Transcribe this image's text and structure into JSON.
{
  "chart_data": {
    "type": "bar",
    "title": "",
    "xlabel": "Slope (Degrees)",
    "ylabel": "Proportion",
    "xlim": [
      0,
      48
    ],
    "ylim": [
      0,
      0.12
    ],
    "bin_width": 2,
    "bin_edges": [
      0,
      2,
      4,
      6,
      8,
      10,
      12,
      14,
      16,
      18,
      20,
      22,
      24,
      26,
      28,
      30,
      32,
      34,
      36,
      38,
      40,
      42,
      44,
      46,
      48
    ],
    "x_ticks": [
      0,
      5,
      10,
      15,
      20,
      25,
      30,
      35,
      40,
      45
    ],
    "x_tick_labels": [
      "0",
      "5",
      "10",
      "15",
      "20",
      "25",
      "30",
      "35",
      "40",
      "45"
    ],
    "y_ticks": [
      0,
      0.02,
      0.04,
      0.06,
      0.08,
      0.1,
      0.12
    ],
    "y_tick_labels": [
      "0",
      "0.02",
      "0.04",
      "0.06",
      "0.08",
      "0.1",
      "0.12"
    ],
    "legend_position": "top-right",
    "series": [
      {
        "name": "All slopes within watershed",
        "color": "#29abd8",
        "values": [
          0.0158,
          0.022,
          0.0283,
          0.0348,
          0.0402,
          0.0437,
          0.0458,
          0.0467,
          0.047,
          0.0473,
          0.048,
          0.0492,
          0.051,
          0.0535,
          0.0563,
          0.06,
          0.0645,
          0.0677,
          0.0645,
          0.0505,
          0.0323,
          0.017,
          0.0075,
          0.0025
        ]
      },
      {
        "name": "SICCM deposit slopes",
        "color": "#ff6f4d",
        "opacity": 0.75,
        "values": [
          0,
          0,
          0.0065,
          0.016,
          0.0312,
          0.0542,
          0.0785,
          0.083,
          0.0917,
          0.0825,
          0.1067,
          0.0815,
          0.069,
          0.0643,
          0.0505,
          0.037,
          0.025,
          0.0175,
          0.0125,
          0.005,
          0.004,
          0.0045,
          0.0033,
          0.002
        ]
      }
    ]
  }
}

## TASK DIRECTIONS
Everything in the listing above should be restated exactly.

## OUTPUT FOR THIS TASK
Transcribe this image's text and structure into JSON.
{
  "chart_data": {
    "type": "bar",
    "title": "",
    "xlabel": "Slope (Degrees)",
    "ylabel": "Proportion",
    "xlim": [
      0,
      48
    ],
    "ylim": [
      0,
      0.12
    ],
    "bin_width": 2,
    "bin_edges": [
      0,
      2,
      4,
      6,
      8,
      10,
      12,
      14,
      16,
      18,
      20,
      22,
      24,
      26,
      28,
      30,
      32,
      34,
      36,
      38,
      40,
      42,
      44,
      46,
      48
    ],
    "x_ticks": [
      0,
      5,
      10,
      15,
      20,
      25,
      30,
      35,
      40,
      45
    ],
    "x_tick_labels": [
      "0",
      "5",
      "10",
      "15",
      "20",
      "25",
      "30",
      "35",
      "40",
      "45"
    ],
    "y_ticks": [
      0,
      0.02,
      0.04,
      0.06,
      0.08,
      0.1,
      0.12
    ],
    "y_tick_labels": [
      "0",
      "0.02",
      "0.04",
      "0.06",
      "0.08",
      "0.1",
      "0.12"
    ],
    "legend_position": "top-right",
    "series": [
      {
        "name": "All slopes within watershed",
        "color": "#29abd8",
        "values": [
          0.0158,
          0.022,
          0.0283,
          0.0348,
          0.0402,
          0.0437,
          0.0458,
          0.0467,
          0.047,
          0.0473,
          0.048,
          0.0492,
          0.051,
          0.0535,
          0.0563,
          0.06,
          0.0645,
          0.0677,
          0.0645,
          0.0505,
          0.0323,
          0.017,
          0.0075,
          0.0025
        ]
      },
      {
        "name": "SICCM deposit slopes",
        "color": "#ff6f4d",
        "opacity": 0.75,
        "values": [
          0,
          0,
          0.0065,
          0.016,
          0.0312,
          0.0542,
          0.0785,
          0.083,
          0.0917,
          0.0825,
          0.1067,
          0.0815,
          0.069,
          0.0643,
          0.0505,
          0.037,
          0.025,
          0.0175,
          0.0125,
          0.005,
          0.004,
          0.0045,
          0.0033,
          0.002
        ]
      }
    ]
  }
}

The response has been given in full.